Written problem:
Only the number is wanted: tally the lines below that contain the word "text".

____________

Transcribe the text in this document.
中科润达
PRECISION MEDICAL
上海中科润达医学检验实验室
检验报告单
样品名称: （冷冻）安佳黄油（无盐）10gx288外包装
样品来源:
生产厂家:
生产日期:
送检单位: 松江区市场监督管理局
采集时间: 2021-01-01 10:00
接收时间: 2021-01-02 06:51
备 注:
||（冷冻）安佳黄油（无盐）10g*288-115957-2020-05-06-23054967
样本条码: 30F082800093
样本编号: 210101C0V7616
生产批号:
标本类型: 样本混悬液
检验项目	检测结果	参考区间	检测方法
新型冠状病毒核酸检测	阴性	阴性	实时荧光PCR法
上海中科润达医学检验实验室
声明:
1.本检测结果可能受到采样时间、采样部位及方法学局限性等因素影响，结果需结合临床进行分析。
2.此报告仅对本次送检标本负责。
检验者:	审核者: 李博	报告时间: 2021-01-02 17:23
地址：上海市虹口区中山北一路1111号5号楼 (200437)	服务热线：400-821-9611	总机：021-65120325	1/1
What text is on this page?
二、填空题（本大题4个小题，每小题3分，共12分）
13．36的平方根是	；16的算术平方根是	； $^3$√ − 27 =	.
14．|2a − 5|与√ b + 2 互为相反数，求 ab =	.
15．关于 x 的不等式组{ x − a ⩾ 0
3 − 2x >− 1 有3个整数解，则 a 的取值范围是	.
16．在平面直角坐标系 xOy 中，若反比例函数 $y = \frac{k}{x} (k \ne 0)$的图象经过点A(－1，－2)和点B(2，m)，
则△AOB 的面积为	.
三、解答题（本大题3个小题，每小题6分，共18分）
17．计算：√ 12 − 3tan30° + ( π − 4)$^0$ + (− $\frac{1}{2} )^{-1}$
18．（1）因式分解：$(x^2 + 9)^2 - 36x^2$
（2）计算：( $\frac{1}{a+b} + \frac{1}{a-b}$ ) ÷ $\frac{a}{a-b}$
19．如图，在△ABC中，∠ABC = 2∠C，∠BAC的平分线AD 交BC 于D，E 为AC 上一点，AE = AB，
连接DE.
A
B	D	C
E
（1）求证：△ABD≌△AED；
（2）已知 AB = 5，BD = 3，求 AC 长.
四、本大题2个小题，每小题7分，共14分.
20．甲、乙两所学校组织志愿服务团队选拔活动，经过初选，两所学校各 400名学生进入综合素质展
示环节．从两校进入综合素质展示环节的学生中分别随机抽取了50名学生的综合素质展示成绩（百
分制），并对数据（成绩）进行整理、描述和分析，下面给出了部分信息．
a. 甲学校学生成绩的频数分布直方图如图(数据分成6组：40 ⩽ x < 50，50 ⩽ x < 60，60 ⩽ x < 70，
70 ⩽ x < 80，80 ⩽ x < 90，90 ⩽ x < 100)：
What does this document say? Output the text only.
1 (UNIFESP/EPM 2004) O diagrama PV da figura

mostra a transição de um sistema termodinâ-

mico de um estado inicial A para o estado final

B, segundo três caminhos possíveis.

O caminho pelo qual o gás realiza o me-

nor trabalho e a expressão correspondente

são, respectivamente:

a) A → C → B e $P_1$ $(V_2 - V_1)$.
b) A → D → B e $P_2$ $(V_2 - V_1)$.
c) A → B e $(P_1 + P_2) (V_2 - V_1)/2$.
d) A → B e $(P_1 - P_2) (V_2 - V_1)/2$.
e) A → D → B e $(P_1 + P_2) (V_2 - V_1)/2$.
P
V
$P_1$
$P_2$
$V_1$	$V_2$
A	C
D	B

____________

The result:
3